Excerpt from a dataset »
------------

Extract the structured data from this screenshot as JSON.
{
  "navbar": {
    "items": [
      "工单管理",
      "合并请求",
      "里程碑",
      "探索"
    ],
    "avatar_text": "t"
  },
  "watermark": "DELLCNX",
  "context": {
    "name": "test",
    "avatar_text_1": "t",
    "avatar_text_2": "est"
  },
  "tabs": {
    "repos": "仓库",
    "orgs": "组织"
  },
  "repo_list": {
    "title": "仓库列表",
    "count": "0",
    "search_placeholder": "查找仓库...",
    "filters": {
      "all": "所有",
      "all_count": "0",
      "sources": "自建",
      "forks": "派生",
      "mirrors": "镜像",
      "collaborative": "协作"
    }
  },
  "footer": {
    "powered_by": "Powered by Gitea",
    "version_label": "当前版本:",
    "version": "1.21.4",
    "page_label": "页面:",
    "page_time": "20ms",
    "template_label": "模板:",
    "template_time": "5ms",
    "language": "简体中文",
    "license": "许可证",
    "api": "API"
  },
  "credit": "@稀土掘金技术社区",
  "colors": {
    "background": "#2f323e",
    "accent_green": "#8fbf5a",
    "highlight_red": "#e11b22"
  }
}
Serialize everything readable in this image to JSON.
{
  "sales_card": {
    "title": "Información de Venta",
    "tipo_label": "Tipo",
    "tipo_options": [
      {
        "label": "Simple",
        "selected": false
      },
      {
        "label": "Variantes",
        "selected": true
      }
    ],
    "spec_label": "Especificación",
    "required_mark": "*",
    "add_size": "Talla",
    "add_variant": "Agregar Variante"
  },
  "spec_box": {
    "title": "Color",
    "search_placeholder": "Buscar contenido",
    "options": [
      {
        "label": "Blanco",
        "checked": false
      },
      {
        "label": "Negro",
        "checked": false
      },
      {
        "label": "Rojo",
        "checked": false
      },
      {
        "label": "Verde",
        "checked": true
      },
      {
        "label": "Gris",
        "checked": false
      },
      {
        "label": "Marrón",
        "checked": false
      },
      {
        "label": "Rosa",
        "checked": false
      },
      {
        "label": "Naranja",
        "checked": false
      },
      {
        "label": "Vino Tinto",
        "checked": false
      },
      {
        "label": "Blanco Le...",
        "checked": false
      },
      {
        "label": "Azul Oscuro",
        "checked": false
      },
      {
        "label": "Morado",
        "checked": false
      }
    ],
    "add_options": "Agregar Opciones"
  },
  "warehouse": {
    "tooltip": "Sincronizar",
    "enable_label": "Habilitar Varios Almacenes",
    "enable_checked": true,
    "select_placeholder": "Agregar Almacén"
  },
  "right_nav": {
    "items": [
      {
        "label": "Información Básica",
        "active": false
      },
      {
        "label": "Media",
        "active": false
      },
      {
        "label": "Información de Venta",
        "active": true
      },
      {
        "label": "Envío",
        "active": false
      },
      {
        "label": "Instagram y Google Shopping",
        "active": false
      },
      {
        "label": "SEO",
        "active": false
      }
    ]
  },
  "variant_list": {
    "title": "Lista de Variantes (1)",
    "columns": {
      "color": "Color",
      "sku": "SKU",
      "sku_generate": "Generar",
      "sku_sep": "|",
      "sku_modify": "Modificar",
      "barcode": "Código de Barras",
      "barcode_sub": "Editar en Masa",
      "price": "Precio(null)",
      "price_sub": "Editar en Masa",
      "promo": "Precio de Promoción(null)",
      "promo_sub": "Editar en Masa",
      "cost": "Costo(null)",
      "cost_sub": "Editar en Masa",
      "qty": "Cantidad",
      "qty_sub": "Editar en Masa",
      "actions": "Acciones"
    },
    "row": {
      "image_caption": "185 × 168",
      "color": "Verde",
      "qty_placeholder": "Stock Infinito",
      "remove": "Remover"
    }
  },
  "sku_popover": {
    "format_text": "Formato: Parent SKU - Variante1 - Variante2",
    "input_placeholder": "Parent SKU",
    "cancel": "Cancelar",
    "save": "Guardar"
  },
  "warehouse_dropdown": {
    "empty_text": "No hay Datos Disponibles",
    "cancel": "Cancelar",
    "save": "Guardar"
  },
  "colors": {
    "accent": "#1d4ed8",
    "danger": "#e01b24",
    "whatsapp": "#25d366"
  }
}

------------

Exercise goal » Copy out each line above, character for character.

Complete answer »
Extract the structured data from this screenshot as JSON.
{
  "navbar": {
    "items": [
      "工单管理",
      "合并请求",
      "里程碑",
      "探索"
    ],
    "avatar_text": "t"
  },
  "watermark": "DELLCNX",
  "context": {
    "name": "test",
    "avatar_text_1": "t",
    "avatar_text_2": "est"
  },
  "tabs": {
    "repos": "仓库",
    "orgs": "组织"
  },
  "repo_list": {
    "title": "仓库列表",
    "count": "0",
    "search_placeholder": "查找仓库...",
    "filters": {
      "all": "所有",
      "all_count": "0",
      "sources": "自建",
      "forks": "派生",
      "mirrors": "镜像",
      "collaborative": "协作"
    }
  },
  "footer": {
    "powered_by": "Powered by Gitea",
    "version_label": "当前版本:",
    "version": "1.21.4",
    "page_label": "页面:",
    "page_time": "20ms",
    "template_label": "模板:",
    "template_time": "5ms",
    "language": "简体中文",
    "license": "许可证",
    "api": "API"
  },
  "credit": "@稀土掘金技术社区",
  "colors": {
    "background": "#2f323e",
    "accent_green": "#8fbf5a",
    "highlight_red": "#e11b22"
  }
}
Serialize everything readable in this image to JSON.
{
  "sales_card": {
    "title": "Información de Venta",
    "tipo_label": "Tipo",
    "tipo_options": [
      {
        "label": "Simple",
        "selected": false
      },
      {
        "label": "Variantes",
        "selected": true
      }
    ],
    "spec_label": "Especificación",
    "required_mark": "*",
    "add_size": "Talla",
    "add_variant": "Agregar Variante"
  },
  "spec_box": {
    "title": "Color",
    "search_placeholder": "Buscar contenido",
    "options": [
      {
        "label": "Blanco",
        "checked": false
      },
      {
        "label": "Negro",
        "checked": false
      },
      {
        "label": "Rojo",
        "checked": false
      },
      {
        "label": "Verde",
        "checked": true
      },
      {
        "label": "Gris",
        "checked": false
      },
      {
        "label": "Marrón",
        "checked": false
      },
      {
        "label": "Rosa",
        "checked": false
      },
      {
        "label": "Naranja",
        "checked": false
      },
      {
        "label": "Vino Tinto",
        "checked": false
      },
      {
        "label": "Blanco Le...",
        "checked": false
      },
      {
        "label": "Azul Oscuro",
        "checked": false
      },
      {
        "label": "Morado",
        "checked": false
      }
    ],
    "add_options": "Agregar Opciones"
  },
  "warehouse": {
    "tooltip": "Sincronizar",
    "enable_label": "Habilitar Varios Almacenes",
    "enable_checked": true,
    "select_placeholder": "Agregar Almacén"
  },
  "right_nav": {
    "items": [
      {
        "label": "Información Básica",
        "active": false
      },
      {
        "label": "Media",
        "active": false
      },
      {
        "label": "Información de Venta",
        "active": true
      },
      {
        "label": "Envío",
        "active": false
      },
      {
        "label": "Instagram y Google Shopping",
        "active": false
      },
      {
        "label": "SEO",
        "active": false
      }
    ]
  },
  "variant_list": {
    "title": "Lista de Variantes (1)",
    "columns": {
      "color": "Color",
      "sku": "SKU",
      "sku_generate": "Generar",
      "sku_sep": "|",
      "sku_modify": "Modificar",
      "barcode": "Código de Barras",
      "barcode_sub": "Editar en Masa",
      "price": "Precio(null)",
      "price_sub": "Editar en Masa",
      "promo": "Precio de Promoción(null)",
      "promo_sub": "Editar en Masa",
      "cost": "Costo(null)",
      "cost_sub": "Editar en Masa",
      "qty": "Cantidad",
      "qty_sub": "Editar en Masa",
      "actions": "Acciones"
    },
    "row": {
      "image_caption": "185 × 168",
      "color": "Verde",
      "qty_placeholder": "Stock Infinito",
      "remove": "Remover"
    }
  },
  "sku_popover": {
    "format_text": "Formato: Parent SKU - Variante1 - Variante2",
    "input_placeholder": "Parent SKU",
    "cancel": "Cancelar",
    "save": "Guardar"
  },
  "warehouse_dropdown": {
    "empty_text": "No hay Datos Disponibles",
    "cancel": "Cancelar",
    "save": "Guardar"
  },
  "colors": {
    "accent": "#1d4ed8",
    "danger": "#e01b24",
    "whatsapp": "#25d366"
  }
}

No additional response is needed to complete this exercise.